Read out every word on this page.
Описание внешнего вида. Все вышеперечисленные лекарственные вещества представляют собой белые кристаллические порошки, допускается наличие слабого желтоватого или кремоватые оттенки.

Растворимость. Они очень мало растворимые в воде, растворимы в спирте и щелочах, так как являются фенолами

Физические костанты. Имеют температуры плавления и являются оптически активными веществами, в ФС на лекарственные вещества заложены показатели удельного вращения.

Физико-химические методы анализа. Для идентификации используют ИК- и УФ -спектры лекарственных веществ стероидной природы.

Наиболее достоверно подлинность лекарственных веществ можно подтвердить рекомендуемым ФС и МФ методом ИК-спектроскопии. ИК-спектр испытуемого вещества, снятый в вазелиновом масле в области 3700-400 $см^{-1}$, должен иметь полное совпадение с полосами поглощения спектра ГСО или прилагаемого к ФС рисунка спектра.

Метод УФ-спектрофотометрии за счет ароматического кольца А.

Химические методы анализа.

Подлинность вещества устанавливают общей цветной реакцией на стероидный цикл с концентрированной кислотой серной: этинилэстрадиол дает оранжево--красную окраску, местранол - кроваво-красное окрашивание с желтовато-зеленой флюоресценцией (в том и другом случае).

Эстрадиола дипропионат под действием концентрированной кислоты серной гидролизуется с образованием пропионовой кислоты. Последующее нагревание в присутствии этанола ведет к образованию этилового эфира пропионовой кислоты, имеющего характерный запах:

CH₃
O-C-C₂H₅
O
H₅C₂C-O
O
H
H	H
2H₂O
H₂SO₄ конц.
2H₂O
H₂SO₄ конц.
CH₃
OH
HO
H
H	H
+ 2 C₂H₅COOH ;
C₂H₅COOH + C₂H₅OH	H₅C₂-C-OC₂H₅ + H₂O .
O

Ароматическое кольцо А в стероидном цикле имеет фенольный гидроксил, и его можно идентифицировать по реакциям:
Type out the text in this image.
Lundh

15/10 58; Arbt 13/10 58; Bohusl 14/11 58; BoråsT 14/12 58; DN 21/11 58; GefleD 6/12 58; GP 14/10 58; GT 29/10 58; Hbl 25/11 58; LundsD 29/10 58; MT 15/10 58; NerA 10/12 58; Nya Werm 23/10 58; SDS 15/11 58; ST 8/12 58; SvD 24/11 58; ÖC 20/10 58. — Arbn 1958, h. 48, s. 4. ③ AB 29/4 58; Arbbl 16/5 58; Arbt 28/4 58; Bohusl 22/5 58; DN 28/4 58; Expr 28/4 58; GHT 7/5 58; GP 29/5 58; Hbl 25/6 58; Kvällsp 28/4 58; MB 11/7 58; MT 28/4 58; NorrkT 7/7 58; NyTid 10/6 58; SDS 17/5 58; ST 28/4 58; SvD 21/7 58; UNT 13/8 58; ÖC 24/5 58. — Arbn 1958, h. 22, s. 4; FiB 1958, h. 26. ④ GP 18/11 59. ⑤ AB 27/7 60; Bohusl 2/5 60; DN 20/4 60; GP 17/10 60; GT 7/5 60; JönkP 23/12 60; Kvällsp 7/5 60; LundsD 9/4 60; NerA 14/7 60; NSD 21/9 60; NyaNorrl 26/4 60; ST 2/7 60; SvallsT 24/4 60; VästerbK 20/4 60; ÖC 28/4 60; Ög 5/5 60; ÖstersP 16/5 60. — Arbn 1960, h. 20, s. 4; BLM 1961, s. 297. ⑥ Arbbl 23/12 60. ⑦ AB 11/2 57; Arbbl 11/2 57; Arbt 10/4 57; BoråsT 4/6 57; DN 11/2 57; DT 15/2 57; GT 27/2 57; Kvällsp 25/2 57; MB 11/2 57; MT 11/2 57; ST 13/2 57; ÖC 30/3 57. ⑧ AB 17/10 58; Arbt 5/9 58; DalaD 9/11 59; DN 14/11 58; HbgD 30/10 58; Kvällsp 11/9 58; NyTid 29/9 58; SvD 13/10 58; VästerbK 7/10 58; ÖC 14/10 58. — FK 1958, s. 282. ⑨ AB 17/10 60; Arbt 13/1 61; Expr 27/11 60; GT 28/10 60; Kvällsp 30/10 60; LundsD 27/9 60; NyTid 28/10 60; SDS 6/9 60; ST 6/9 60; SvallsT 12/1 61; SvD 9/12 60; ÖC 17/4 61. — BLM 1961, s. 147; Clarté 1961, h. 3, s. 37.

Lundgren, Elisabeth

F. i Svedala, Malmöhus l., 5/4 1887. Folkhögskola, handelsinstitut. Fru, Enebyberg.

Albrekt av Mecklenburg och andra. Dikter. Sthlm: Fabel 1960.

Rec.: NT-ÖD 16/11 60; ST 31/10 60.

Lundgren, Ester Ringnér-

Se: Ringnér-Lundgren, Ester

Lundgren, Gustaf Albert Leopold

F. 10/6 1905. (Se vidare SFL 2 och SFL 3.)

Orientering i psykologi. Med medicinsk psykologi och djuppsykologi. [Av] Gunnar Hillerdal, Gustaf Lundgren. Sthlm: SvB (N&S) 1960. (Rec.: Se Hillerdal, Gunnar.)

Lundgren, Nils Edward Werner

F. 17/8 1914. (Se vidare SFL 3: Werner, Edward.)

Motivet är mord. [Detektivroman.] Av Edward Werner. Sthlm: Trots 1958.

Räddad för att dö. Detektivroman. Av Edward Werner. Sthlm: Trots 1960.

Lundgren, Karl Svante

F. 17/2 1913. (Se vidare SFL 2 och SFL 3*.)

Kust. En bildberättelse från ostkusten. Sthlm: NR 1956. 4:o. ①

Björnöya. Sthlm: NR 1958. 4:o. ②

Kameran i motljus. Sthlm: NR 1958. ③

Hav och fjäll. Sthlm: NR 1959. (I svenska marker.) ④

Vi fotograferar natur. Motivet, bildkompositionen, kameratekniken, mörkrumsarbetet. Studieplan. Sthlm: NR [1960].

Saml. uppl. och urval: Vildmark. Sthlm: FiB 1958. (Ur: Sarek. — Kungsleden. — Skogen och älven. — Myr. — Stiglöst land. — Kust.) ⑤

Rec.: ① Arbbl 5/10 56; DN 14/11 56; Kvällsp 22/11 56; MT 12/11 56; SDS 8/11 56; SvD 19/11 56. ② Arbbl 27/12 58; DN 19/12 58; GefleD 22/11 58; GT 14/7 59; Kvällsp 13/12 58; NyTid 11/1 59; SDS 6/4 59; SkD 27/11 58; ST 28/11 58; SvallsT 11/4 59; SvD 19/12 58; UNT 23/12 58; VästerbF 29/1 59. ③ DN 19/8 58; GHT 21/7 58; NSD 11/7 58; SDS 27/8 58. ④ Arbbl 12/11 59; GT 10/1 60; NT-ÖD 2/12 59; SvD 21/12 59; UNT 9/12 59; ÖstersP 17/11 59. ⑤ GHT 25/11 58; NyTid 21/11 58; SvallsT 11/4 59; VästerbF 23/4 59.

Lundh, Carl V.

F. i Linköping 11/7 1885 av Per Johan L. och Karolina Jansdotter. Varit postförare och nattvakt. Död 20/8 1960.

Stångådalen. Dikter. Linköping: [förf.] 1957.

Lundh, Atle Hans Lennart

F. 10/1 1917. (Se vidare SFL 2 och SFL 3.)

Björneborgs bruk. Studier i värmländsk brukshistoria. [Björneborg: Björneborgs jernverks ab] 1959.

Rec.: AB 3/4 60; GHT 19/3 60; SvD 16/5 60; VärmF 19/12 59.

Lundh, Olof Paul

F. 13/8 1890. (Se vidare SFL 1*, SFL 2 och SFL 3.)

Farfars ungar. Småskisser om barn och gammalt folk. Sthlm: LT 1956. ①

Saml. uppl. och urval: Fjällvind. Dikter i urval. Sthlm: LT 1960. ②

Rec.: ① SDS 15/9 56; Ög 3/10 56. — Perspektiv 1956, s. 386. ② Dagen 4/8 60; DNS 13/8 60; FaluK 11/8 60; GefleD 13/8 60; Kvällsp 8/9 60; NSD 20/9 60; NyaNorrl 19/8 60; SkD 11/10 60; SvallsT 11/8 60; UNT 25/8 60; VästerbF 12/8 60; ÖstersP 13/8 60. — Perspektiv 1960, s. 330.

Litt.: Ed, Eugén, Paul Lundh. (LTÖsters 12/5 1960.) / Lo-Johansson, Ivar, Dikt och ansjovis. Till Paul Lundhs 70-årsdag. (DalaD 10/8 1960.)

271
==================================================
> [Exercise details]
Extract every line from the records above that contains the word "Lundh".

> [Exercise answer]
Lundh
Lundh, Carl V.
Lundh, Atle Hans Lennart
Lundh, Olof Paul
Litt.: Ed, Eugén, Paul Lundh. (LTÖsters 12/5 1960.) / Lo-Johansson, Ivar, Dikt och ansjovis. Till Paul Lundhs 70-årsdag. (DalaD 10/8 1960.)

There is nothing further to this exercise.